Task
Transcribe the whole listing without a single picture.

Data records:

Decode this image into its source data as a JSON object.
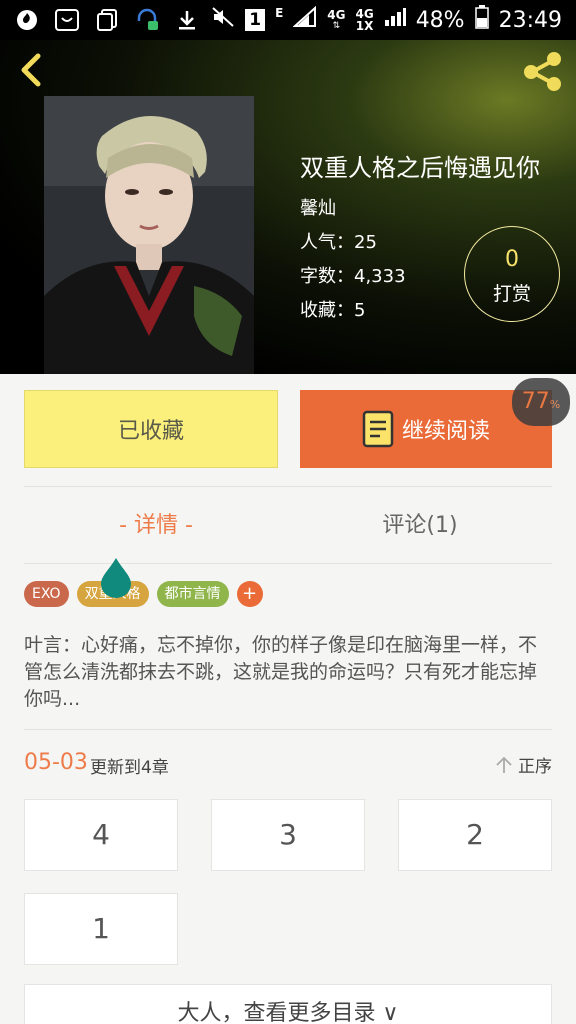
{
  "status_bar": {
    "carrier_sim": "1",
    "net_e": "E",
    "net_4g_1": "4G",
    "net_4g_2": "4G",
    "net_1x": "1X",
    "battery": "48%",
    "time": "23:49"
  },
  "header": {
    "icons": {
      "back": "back-arrow-icon",
      "share": "share-icon"
    },
    "title": "双重人格之后悔遇见你",
    "author": "馨灿",
    "popularity": "人气：25",
    "word_count": "字数：4,333",
    "favorites": "收藏：5",
    "tip_count": "0",
    "tip_label": "打赏"
  },
  "actions": {
    "favorited_label": "已收藏",
    "continue_label": "继续阅读",
    "progress_value": "77",
    "progress_unit": "%"
  },
  "tabs": {
    "detail": "- 详情 -",
    "comment": "评论(1)"
  },
  "tags": [
    {
      "label": "EXO",
      "color": "#c9684b"
    },
    {
      "label": "双重人格",
      "color": "#d6a53f"
    },
    {
      "label": "都市言情",
      "color": "#8fb54b"
    }
  ],
  "tag_add": "+",
  "description": "叶言：心好痛，忘不掉你，你的样子像是印在脑海里一样，不管怎么清洗都抹去不跳，这就是我的命运吗？只有死才能忘掉你吗...",
  "chapters": {
    "update_date": "05-03",
    "update_text": "更新到4章",
    "sort_label": "正序",
    "items": [
      "4",
      "3",
      "2",
      "1"
    ],
    "more_label": "大人，查看更多目录 ∨"
  },
  "colors": {
    "accent": "#ea6a38",
    "favorite_bg": "#fbf07c",
    "tip_number": "#f7e26b"
  }
}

Expected answer
Decode this image into its source data as a JSON object.
{
  "status_bar": {
    "carrier_sim": "1",
    "net_e": "E",
    "net_4g_1": "4G",
    "net_4g_2": "4G",
    "net_1x": "1X",
    "battery": "48%",
    "time": "23:49"
  },
  "header": {
    "icons": {
      "back": "back-arrow-icon",
      "share": "share-icon"
    },
    "title": "双重人格之后悔遇见你",
    "author": "馨灿",
    "popularity": "人气：25",
    "word_count": "字数：4,333",
    "favorites": "收藏：5",
    "tip_count": "0",
    "tip_label": "打赏"
  },
  "actions": {
    "favorited_label": "已收藏",
    "continue_label": "继续阅读",
    "progress_value": "77",
    "progress_unit": "%"
  },
  "tabs": {
    "detail": "- 详情 -",
    "comment": "评论(1)"
  },
  "tags": [
    {
      "label": "EXO",
      "color": "#c9684b"
    },
    {
      "label": "双重人格",
      "color": "#d6a53f"
    },
    {
      "label": "都市言情",
      "color": "#8fb54b"
    }
  ],
  "tag_add": "+",
  "description": "叶言：心好痛，忘不掉你，你的样子像是印在脑海里一样，不管怎么清洗都抹去不跳，这就是我的命运吗？只有死才能忘掉你吗...",
  "chapters": {
    "update_date": "05-03",
    "update_text": "更新到4章",
    "sort_label": "正序",
    "items": [
      "4",
      "3",
      "2",
      "1"
    ],
    "more_label": "大人，查看更多目录 ∨"
  },
  "colors": {
    "accent": "#ea6a38",
    "favorite_bg": "#fbf07c",
    "tip_number": "#f7e26b"
  }
}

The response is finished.